- Stated goal: Search the material below for the string "Height" and list each line that holds it.
** begin **
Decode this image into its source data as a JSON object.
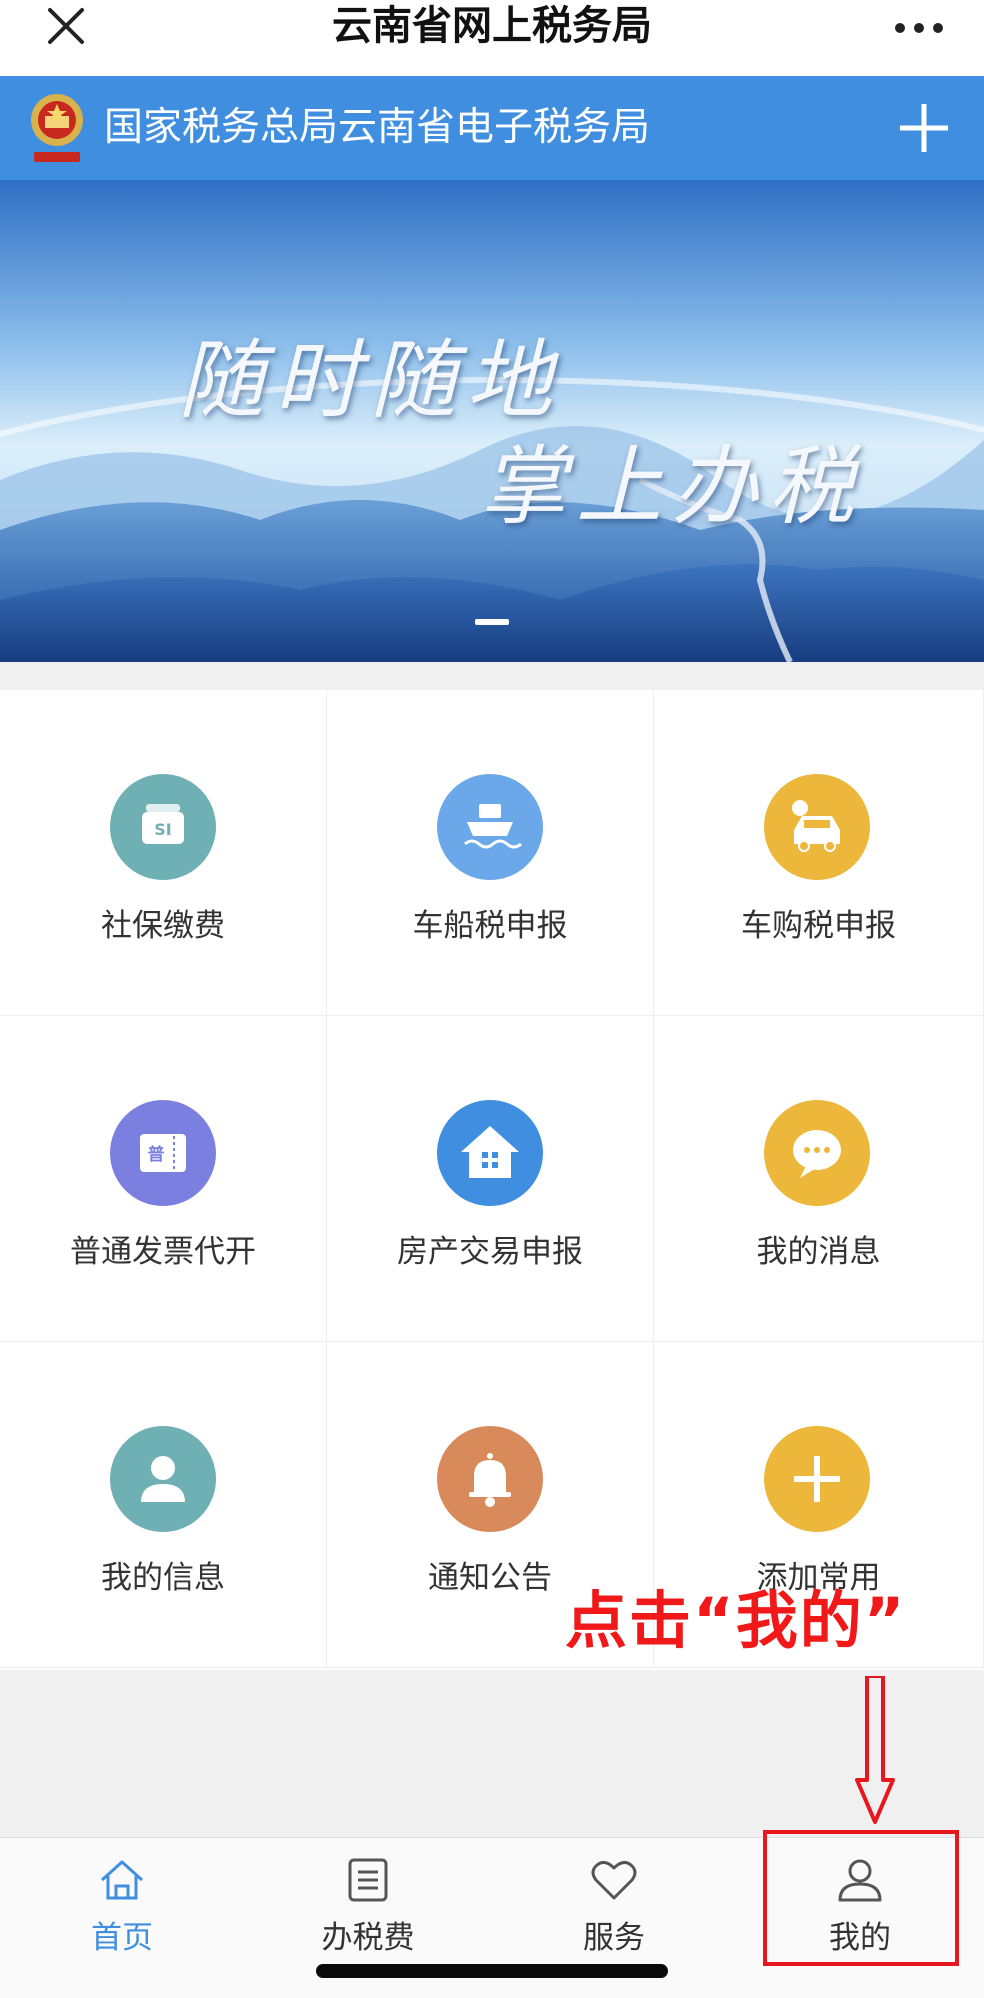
{
  "window": {
    "title": "云南省网上税务局"
  },
  "brand": {
    "name": "国家税务总局云南省电子税务局"
  },
  "banner": {
    "slogan_line1": "随时随地",
    "slogan_line2": "掌上办税"
  },
  "grid": {
    "items": [
      {
        "label": "社保缴费",
        "icon": "social-security-card-icon",
        "color": "#6fb0b4"
      },
      {
        "label": "车船税申报",
        "icon": "ship-icon",
        "color": "#6aa8ea"
      },
      {
        "label": "车购税申报",
        "icon": "car-icon",
        "color": "#ecb73a"
      },
      {
        "label": "普通发票代开",
        "icon": "invoice-ticket-icon",
        "color": "#7b80e0"
      },
      {
        "label": "房产交易申报",
        "icon": "house-icon",
        "color": "#3f8ee0"
      },
      {
        "label": "我的消息",
        "icon": "chat-bubble-icon",
        "color": "#ecb73a"
      },
      {
        "label": "我的信息",
        "icon": "user-icon",
        "color": "#6fb0b4"
      },
      {
        "label": "通知公告",
        "icon": "bell-icon",
        "color": "#d98a5a"
      },
      {
        "label": "添加常用",
        "icon": "plus-icon",
        "color": "#ecb73a"
      }
    ]
  },
  "annotation": {
    "text": "点击“我的”",
    "color": "#f01818"
  },
  "tabbar": {
    "tabs": [
      {
        "label": "首页",
        "icon": "home-icon",
        "active": true
      },
      {
        "label": "办税费",
        "icon": "list-icon",
        "active": false
      },
      {
        "label": "服务",
        "icon": "heart-icon",
        "active": false
      },
      {
        "label": "我的",
        "icon": "person-icon",
        "active": false
      }
    ]
  },
  "colors": {
    "accent": "#3f8ee0",
    "highlight": "#e8161d"
  }
}
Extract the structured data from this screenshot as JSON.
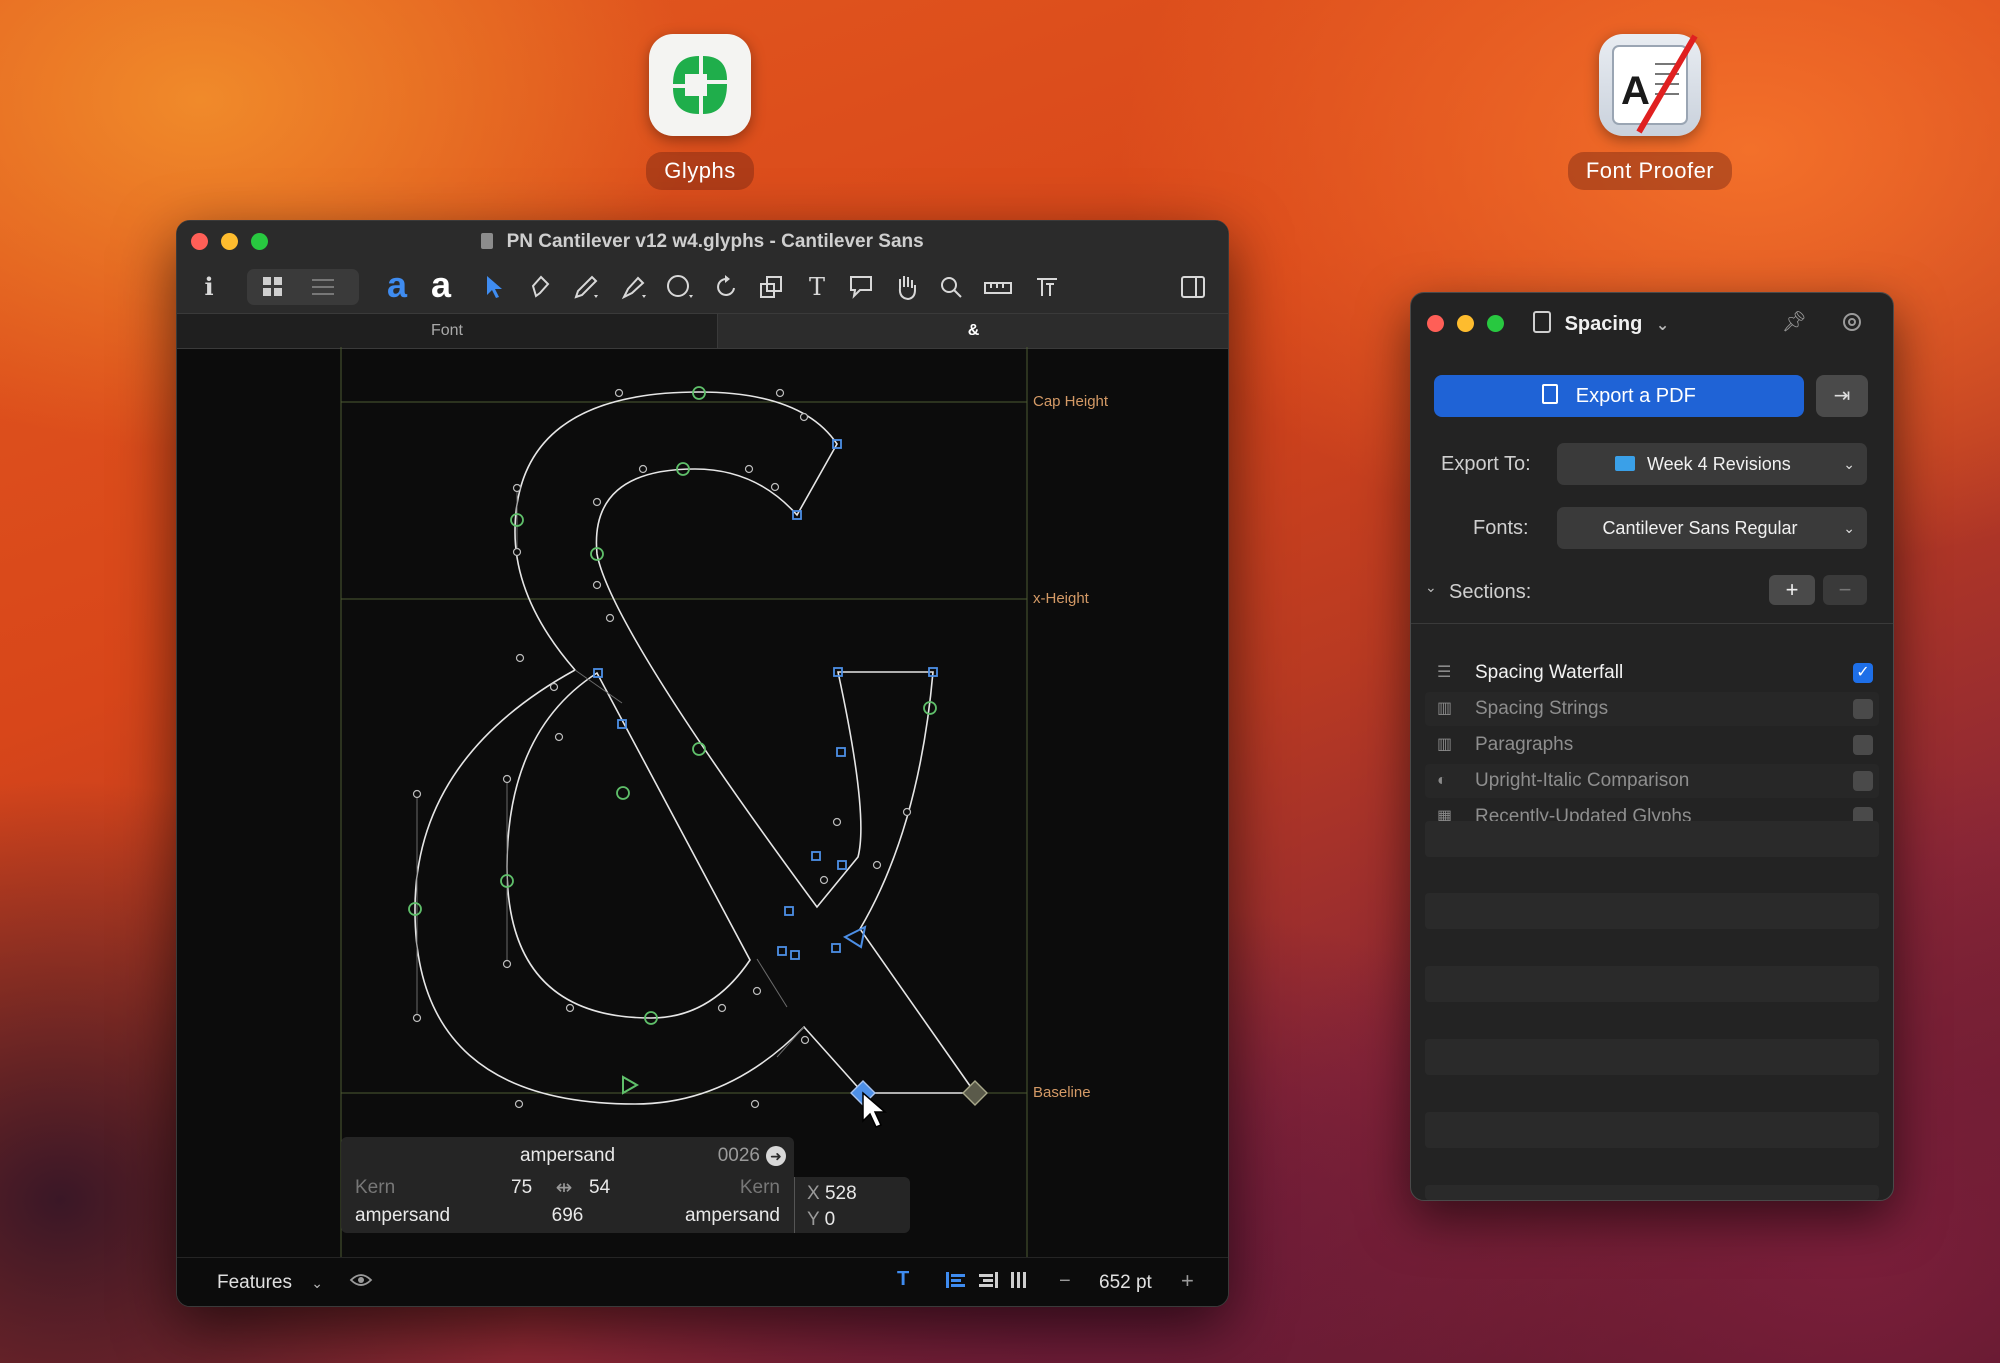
{
  "desktop": {
    "icons": [
      {
        "label": "Glyphs"
      },
      {
        "label": "Font Proofer"
      }
    ]
  },
  "main_window": {
    "title": "PN Cantilever v12 w4.glyphs - Cantilever Sans",
    "tabs": [
      {
        "label": "Font"
      },
      {
        "label": "&"
      }
    ],
    "metrics": {
      "cap_height": "Cap Height",
      "x_height": "x-Height",
      "baseline": "Baseline"
    },
    "glyph_info": {
      "name": "ampersand",
      "unicode": "0026",
      "kern_left_label": "Kern",
      "kern_right_label": "Kern",
      "lsb": "75",
      "rsb": "54",
      "width": "696",
      "left_group": "ampersand",
      "right_group": "ampersand",
      "x_label": "X",
      "x_value": "528",
      "y_label": "Y",
      "y_value": "0"
    },
    "status": {
      "features": "Features",
      "zoom": "652 pt",
      "minus": "−",
      "plus": "+"
    }
  },
  "spacing_panel": {
    "title": "Spacing",
    "export_button": "Export a PDF",
    "export_to_label": "Export To:",
    "export_to_value": "Week 4 Revisions",
    "fonts_label": "Fonts:",
    "fonts_value": "Cantilever Sans Regular",
    "sections_label": "Sections:",
    "sections": [
      {
        "label": "Spacing Waterfall",
        "checked": true
      },
      {
        "label": "Spacing Strings",
        "checked": false
      },
      {
        "label": "Paragraphs",
        "checked": false
      },
      {
        "label": "Upright-Italic Comparison",
        "checked": false
      },
      {
        "label": "Recently-Updated Glyphs",
        "checked": false
      }
    ]
  },
  "colors": {
    "accent_blue": "#1f63d6",
    "node_green": "#5fbf6a",
    "node_blue": "#4d8fe6",
    "metric_label": "#d49a66"
  }
}
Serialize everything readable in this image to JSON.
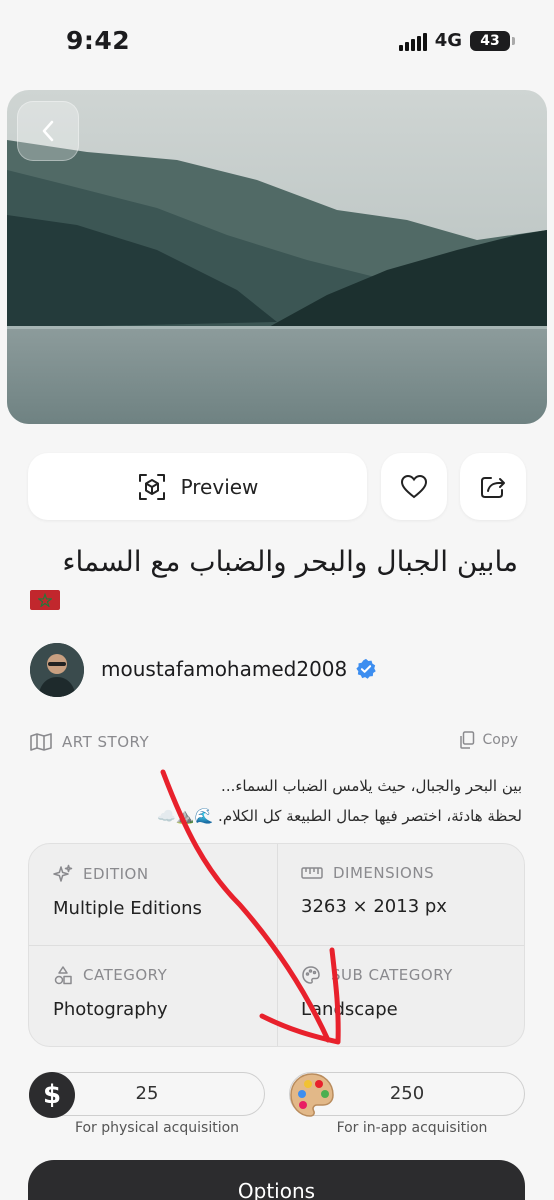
{
  "status_bar": {
    "time": "9:42",
    "network": "4G",
    "battery": "43"
  },
  "actions": {
    "preview_label": "Preview"
  },
  "artwork": {
    "title": "مابين الجبال والبحر والضباب مع السماء",
    "author": "moustafamohamed2008"
  },
  "story": {
    "heading": "ART STORY",
    "copy_label": "Copy",
    "lines": [
      "بين البحر والجبال، حيث يلامس الضباب السماء...",
      "لحظة هادئة، اختصر فيها جمال الطبيعة كل الكلام. 🌊⛰️☁️"
    ]
  },
  "details": {
    "edition": {
      "label": "EDITION",
      "value": "Multiple Editions"
    },
    "dimensions": {
      "label": "DIMENSIONS",
      "value": "3263 × 2013 px"
    },
    "category": {
      "label": "CATEGORY",
      "value": "Photography"
    },
    "sub_category": {
      "label": "SUB CATEGORY",
      "value": "Landscape"
    }
  },
  "pricing": {
    "physical": {
      "value": "25",
      "caption": "For physical acquisition"
    },
    "in_app": {
      "value": "250",
      "caption": "For in-app acquisition"
    }
  },
  "cta": {
    "options_label": "Options"
  },
  "colors": {
    "accent_dark": "#2c2c2e",
    "verified_blue": "#3d8ef0",
    "annotation_red": "#e8212c"
  }
}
** end **
- The solution:
      "cap_height": "Cap Height",
      "x_height": "x-Height",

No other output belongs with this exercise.